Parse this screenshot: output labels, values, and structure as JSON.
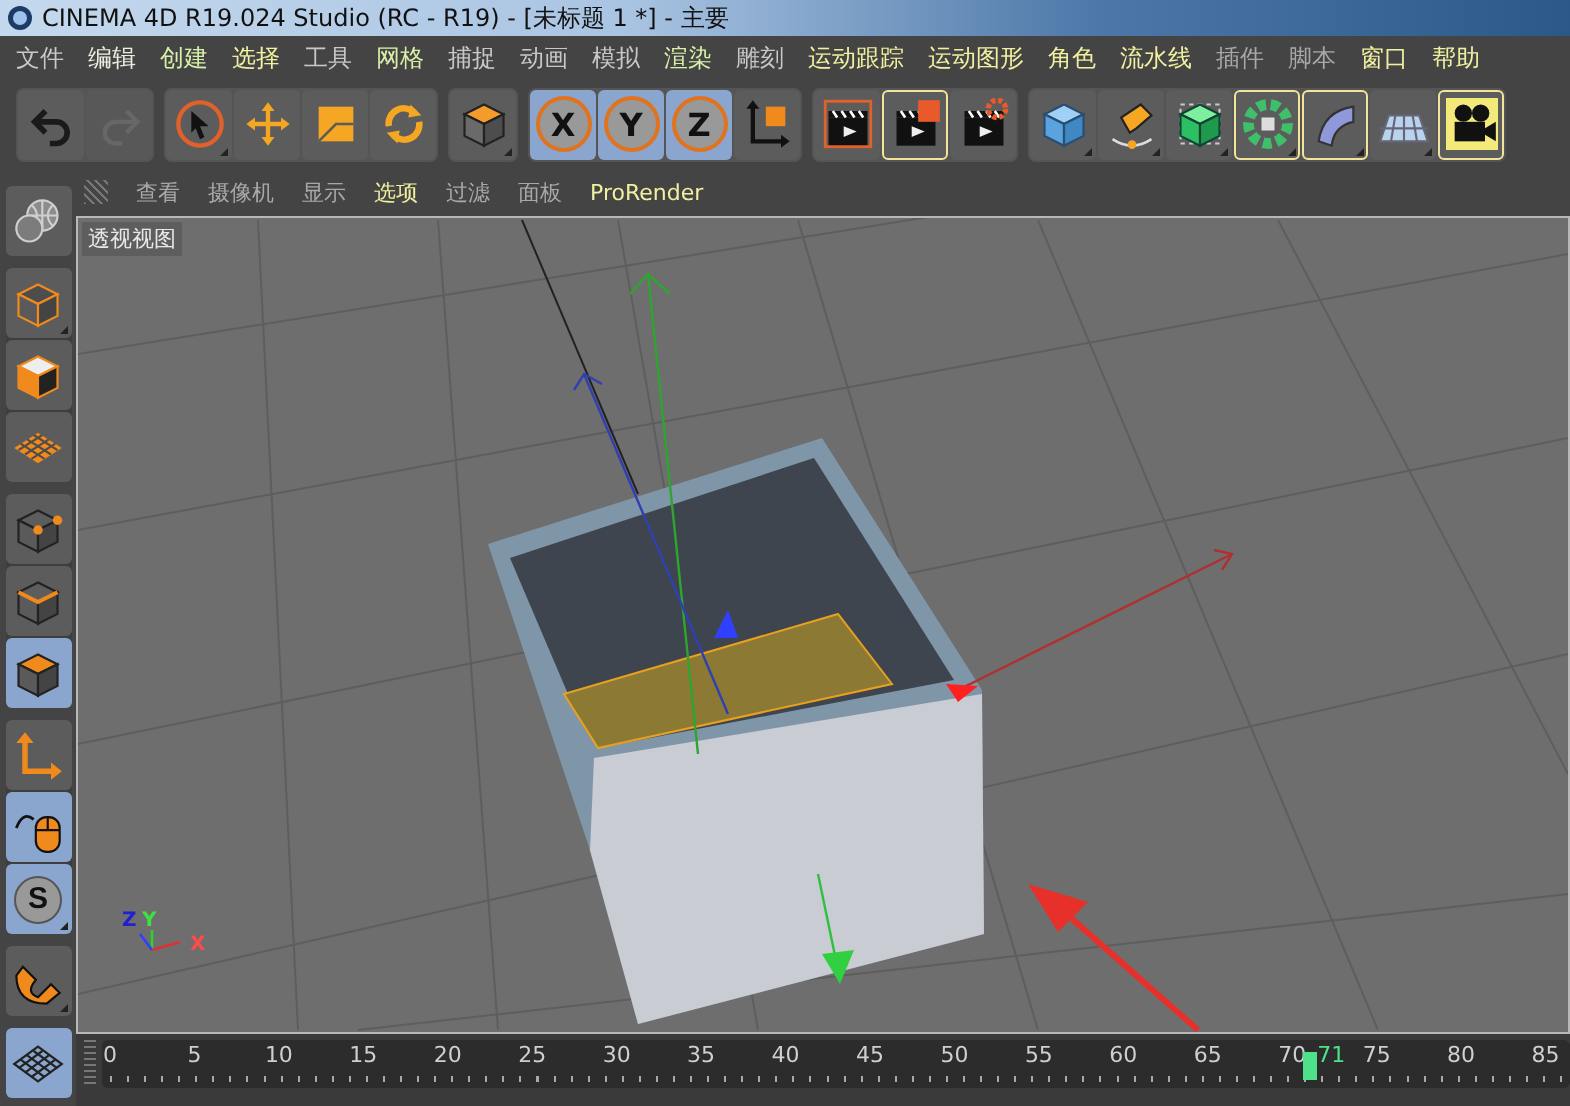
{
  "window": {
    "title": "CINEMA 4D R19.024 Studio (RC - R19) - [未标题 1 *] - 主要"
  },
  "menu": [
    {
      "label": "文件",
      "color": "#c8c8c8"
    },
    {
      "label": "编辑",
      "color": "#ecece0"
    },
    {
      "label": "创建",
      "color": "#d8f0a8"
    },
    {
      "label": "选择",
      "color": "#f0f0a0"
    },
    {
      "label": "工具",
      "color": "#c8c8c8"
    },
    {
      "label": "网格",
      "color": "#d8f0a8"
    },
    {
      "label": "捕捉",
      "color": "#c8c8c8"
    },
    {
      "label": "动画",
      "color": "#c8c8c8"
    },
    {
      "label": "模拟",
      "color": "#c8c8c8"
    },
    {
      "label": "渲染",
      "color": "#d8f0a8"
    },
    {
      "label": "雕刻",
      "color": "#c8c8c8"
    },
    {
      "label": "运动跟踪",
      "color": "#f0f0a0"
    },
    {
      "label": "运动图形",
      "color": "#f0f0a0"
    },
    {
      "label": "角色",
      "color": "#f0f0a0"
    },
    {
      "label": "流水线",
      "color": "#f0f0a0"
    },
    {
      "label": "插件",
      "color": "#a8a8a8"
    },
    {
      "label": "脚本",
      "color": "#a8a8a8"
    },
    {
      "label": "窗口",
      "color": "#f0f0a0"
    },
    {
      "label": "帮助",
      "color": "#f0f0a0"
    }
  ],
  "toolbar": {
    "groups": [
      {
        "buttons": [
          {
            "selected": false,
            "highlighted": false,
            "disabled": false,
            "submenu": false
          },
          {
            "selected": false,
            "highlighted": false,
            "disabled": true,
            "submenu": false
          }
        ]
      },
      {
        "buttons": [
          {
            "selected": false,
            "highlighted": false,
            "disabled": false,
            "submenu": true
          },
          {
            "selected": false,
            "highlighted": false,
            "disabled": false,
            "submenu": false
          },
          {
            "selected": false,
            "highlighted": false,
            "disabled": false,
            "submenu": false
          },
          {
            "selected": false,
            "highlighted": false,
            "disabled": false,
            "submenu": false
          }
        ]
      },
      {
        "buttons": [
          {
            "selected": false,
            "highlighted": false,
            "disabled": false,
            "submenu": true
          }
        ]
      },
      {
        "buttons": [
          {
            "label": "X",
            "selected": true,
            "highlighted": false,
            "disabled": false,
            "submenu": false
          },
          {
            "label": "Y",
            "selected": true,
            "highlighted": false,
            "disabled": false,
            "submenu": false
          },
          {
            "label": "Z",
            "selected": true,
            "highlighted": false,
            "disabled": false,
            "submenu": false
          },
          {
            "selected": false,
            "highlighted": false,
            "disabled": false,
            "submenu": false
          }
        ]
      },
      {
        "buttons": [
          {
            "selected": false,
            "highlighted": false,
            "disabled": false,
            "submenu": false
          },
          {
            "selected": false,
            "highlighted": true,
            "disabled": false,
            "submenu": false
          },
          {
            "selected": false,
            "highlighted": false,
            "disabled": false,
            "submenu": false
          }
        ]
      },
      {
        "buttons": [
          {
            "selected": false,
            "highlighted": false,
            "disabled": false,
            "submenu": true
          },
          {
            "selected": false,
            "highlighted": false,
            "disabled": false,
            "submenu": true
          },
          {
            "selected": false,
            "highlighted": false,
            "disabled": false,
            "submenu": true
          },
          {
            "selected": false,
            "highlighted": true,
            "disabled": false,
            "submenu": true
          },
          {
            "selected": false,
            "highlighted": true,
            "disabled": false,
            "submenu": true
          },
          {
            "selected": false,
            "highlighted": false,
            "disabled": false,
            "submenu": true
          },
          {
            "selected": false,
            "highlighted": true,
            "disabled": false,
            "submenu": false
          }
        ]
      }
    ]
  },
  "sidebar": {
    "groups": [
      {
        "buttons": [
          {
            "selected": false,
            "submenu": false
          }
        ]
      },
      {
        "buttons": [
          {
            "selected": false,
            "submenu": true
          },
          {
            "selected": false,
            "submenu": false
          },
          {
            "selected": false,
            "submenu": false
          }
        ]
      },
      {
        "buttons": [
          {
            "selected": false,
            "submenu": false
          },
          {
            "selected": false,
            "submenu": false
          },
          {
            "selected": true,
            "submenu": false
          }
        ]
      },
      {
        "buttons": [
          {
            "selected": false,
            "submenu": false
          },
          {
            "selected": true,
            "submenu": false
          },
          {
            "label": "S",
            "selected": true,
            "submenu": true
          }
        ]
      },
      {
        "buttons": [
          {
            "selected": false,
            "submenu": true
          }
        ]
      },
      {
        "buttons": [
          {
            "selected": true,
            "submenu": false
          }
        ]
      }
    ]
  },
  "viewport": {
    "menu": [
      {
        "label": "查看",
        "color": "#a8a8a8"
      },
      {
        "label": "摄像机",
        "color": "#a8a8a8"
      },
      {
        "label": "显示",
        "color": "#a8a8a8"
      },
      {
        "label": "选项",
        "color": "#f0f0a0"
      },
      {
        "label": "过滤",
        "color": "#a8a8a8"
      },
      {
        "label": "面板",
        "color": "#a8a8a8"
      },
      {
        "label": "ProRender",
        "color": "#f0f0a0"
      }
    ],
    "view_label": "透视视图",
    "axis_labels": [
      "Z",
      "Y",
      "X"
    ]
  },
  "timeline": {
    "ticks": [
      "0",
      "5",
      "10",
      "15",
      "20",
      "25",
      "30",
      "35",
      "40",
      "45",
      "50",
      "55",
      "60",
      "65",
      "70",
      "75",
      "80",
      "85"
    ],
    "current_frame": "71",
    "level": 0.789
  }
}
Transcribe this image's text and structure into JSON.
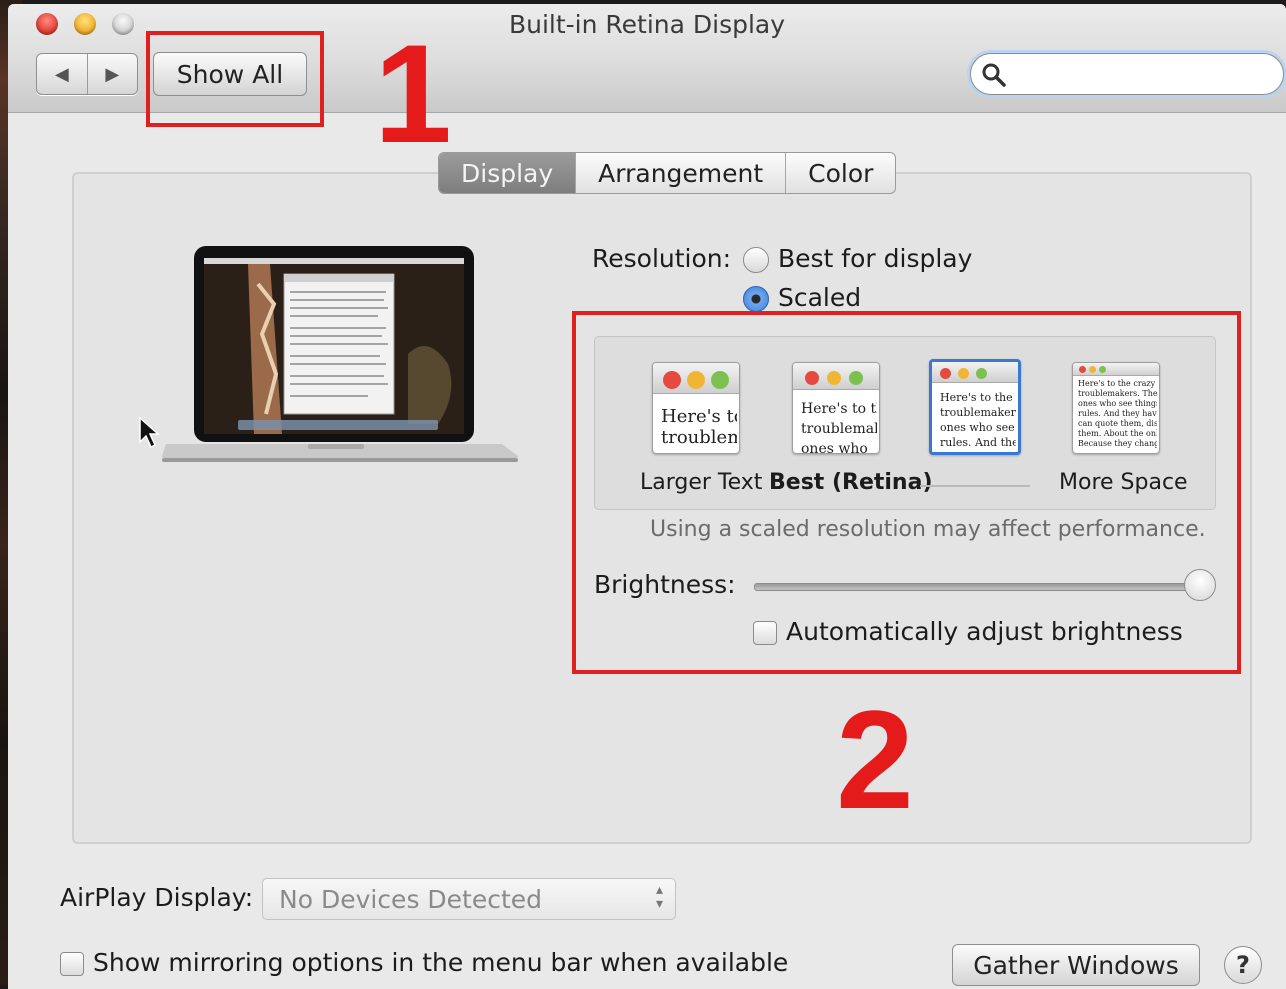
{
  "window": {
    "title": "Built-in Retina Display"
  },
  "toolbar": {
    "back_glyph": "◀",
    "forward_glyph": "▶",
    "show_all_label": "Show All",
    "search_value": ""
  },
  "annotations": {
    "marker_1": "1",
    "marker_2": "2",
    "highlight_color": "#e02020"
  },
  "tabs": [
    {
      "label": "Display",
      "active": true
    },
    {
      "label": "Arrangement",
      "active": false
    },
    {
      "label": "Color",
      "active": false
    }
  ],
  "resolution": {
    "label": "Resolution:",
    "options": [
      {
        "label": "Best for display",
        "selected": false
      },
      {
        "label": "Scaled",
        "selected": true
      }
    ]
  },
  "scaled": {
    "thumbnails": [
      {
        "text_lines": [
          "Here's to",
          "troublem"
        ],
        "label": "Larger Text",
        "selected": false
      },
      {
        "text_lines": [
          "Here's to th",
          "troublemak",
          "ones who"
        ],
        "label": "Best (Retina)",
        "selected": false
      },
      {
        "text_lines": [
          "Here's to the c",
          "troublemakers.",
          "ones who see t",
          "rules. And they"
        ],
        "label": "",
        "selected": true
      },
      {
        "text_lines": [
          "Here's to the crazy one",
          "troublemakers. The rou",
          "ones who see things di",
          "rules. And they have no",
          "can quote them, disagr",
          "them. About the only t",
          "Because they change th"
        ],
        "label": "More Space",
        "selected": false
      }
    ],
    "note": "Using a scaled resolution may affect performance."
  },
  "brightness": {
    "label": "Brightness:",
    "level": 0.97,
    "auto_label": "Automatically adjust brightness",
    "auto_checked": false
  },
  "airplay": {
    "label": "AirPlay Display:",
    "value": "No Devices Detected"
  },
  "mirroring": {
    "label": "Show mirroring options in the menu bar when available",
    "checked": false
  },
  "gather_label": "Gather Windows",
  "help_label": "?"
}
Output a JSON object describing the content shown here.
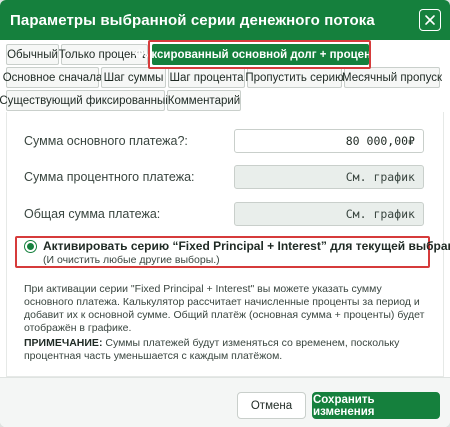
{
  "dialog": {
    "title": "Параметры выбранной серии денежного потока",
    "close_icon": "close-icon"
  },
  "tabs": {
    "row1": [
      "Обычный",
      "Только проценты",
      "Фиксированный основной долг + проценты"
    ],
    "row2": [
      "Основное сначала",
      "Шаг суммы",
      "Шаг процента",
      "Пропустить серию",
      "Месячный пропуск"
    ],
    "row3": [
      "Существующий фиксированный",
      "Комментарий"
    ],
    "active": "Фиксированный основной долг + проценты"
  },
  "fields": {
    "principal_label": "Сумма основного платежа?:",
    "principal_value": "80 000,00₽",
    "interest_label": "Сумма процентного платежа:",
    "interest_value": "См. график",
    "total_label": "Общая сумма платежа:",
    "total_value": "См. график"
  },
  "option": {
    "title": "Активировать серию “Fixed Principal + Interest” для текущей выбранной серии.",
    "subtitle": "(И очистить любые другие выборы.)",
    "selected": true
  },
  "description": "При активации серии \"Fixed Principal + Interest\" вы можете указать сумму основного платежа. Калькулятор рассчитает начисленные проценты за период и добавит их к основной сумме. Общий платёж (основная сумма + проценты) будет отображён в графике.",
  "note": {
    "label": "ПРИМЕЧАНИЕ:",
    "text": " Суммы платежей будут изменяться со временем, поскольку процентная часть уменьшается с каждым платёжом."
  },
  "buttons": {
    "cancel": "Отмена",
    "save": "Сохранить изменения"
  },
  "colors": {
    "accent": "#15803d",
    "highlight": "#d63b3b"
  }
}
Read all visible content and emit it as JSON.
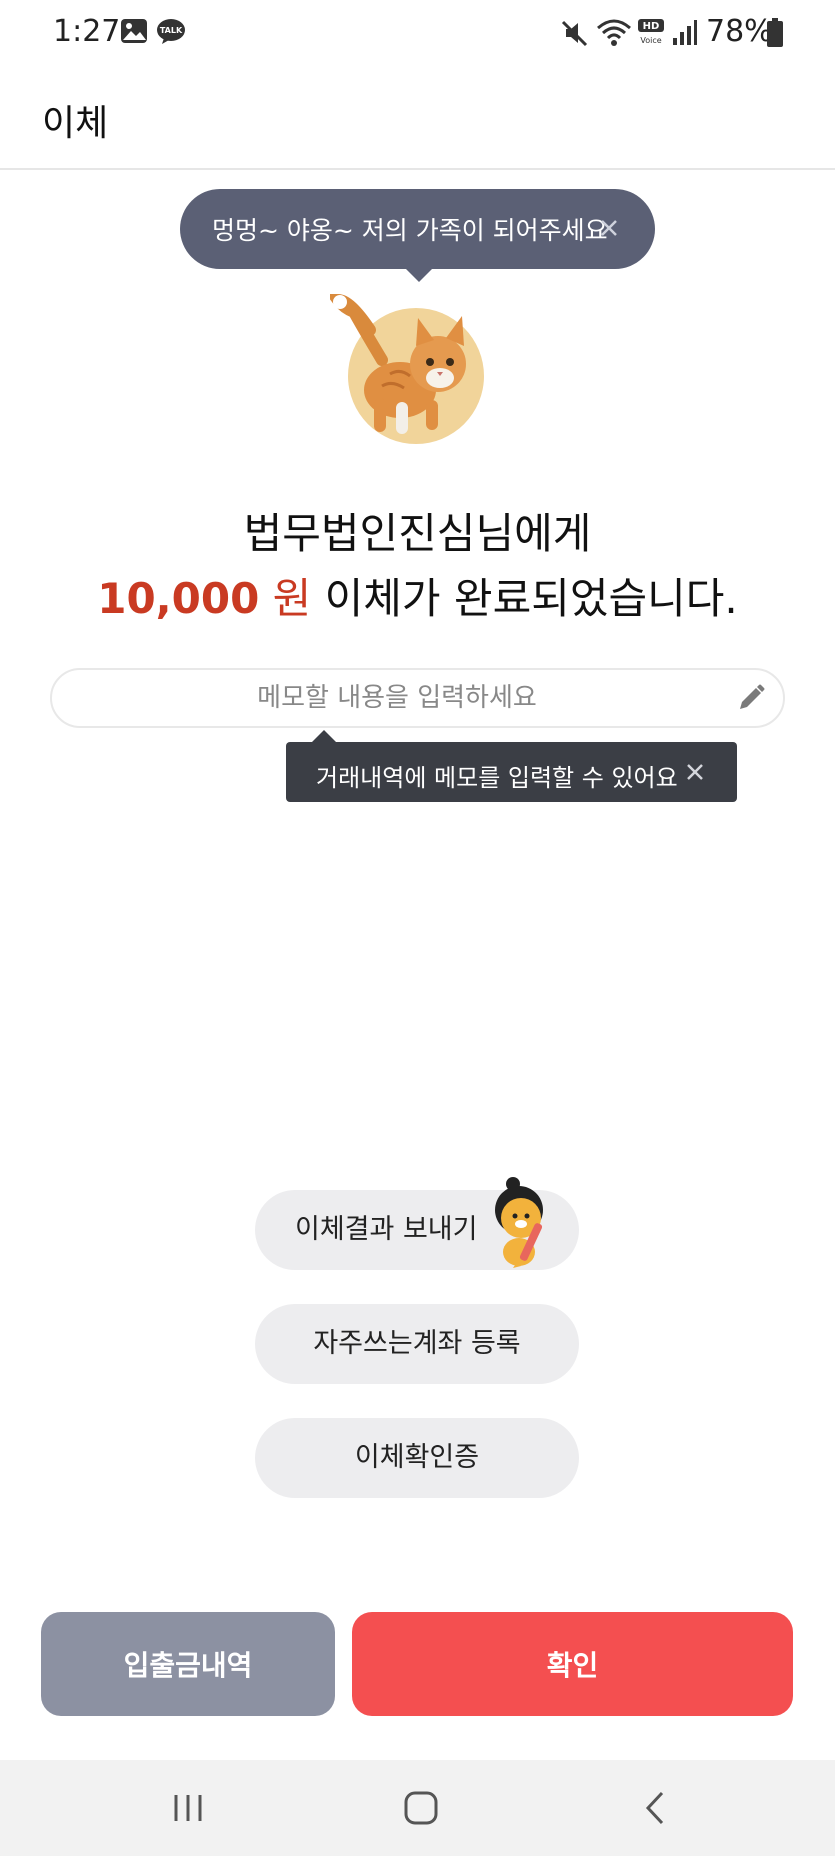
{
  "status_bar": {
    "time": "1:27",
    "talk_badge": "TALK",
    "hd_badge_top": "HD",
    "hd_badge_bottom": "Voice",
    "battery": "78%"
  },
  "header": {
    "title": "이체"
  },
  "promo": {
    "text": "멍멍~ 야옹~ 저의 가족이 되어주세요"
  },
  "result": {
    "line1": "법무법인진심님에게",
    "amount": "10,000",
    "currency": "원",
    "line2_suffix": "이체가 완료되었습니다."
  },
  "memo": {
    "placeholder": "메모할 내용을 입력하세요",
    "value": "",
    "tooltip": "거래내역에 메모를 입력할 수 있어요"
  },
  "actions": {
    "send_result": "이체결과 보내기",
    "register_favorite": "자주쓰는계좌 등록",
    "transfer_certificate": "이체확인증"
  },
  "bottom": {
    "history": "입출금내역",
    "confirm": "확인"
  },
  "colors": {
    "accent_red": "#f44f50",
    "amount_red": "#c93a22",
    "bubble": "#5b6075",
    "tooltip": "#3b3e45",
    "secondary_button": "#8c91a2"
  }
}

=-=-=

§ EXERCISE INSTRUCTIONS
Pick out all the lines with the word "mirroring" in them and copy them.

§ THE RESPONSE
  "mirroring": {
    "label": "Show mirroring options in the menu bar when available",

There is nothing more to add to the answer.